**ACTIVITIES:**
(1) Could you rewrite the piece on capturing iPhone packets with OmniPeek, everything from "Although this is" down to "the MyPeek website.", swapping "warranty" for "guarantee"?
(2) Can you continue the piece on capturing iPhone packets with OmniPeek from the point where it stops?

Using the TCPDump Adapter from MyPeek, one of our SE’s at WildPackets was able to connect to his iPhone as a remote adapter from OmniPeek, and stream packets from his iPhone directly into a real-time OmniPeek capture window.
Although this is not a recommended practice and certainly not supported by WildPackets, because it requires jailbreaking the iPhone which can void the warranty, it does provide yet another powerful example of the visibility and reach that OmniPeek can have into your network through the extensibility of OmniPeek, and the many remote adapter plug-ins available on the MyPeek website.
In this case, it was the almightly TCPDump Adapter that made this hack possible, along with the fact that all of the programs required for the TCPDump Adapter to work are already available (and free) for the iPhone. The TCPDump Adapter for OmniPeek works by using an ssh connection to a remote host (the iPhone) to run tcpdump and stream the packets back to OmniPeek. In general, this turns every linux box on your network, and the internet for that matter, into a remote probe, giving you unprecedented visibility.
So, how did he do it? The main trick here, and deterrent for most folks, is jailbreaking the iPhone. There are lots of sites already out there which provide guides and software to do this, so we will not go over that here. Beware though, many of these sites are black listed, and if allowed will download viruses and/or malware to your computer. I know a little but about this because I was thinking about hacking my own iPhone, but chickened out after doing a little research and coming across many sites that my web browser said had been blacklisted.

**RECORDS SUPPLIED:**
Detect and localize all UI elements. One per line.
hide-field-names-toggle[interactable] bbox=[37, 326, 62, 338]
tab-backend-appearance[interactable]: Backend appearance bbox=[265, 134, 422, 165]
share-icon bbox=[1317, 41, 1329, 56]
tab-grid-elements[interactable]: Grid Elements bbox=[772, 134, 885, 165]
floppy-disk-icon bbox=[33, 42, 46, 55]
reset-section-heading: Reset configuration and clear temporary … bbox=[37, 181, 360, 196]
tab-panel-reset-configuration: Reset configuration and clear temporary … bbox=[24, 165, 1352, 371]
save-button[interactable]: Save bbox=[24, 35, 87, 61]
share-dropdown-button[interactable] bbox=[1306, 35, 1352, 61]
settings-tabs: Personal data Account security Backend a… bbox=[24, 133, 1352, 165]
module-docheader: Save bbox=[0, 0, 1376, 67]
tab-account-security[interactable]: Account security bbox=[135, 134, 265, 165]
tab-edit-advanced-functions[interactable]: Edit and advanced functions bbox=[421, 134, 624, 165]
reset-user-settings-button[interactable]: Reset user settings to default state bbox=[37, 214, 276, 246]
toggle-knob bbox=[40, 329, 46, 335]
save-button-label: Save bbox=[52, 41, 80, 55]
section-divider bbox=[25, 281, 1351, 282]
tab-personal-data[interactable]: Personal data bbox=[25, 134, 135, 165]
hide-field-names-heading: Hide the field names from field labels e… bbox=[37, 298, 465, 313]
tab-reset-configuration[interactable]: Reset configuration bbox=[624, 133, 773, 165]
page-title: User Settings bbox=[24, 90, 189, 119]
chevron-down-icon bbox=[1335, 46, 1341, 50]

**ANSWERS TO THE PROBLEMS:**
(1)
Although this is not a recommended practice and certainly not supported by WildPackets, because it requires jailbreaking the iPhone which can void the guarantee, it does provide yet another powerful example of the visibility and reach that OmniPeek can have into your network through the extensibility of OmniPeek, and the many remote adapter plug-ins available on the MyPeek website.

(2)
Having said that, a lot of people have hacked their iPhones, and at some point, when I understand enough about it, I probably will too. So let’s say you have successfully performed the jailbreak on your iPhone, or are going to do so. Once this is done, you will need to set a root password on the iPhone, configure ssh, and install tcpdump. That’s it for the iPhone, but then again, these things may be easier said then done.
On the OmniPeek side, it is very easy. Just install the TCPDump Adapter, create a capture, and in the Adapters Tab of the Capture Options Dialog, create a new entry in the Remote TCPDump Adapter group, specifying the IP address of the iPhone. Once you hit OK on this new entry, you should see the list of interfaces for the iPhone. Per our crafty SE, you should choose the en0 interface, right click on it, bringing up the Interface Properties dialog, and enable the option “Limit each packet to 1500 bytes”. This is illustrated in the screenshot below:
Next, select the en0 entry as the adapter, and hit Start Capture. Below is a screenshot showing pings being sent to the iPhone, captured by the iPhone by TCMPDump, sent back to OmniPeek, analyzed and displayed:
And there you have it, our first cool IT hack for ’09. So what’s next? I think there might be a way to capture bluetooth packets in Omnipeek. Not sure, but I am going to look into it.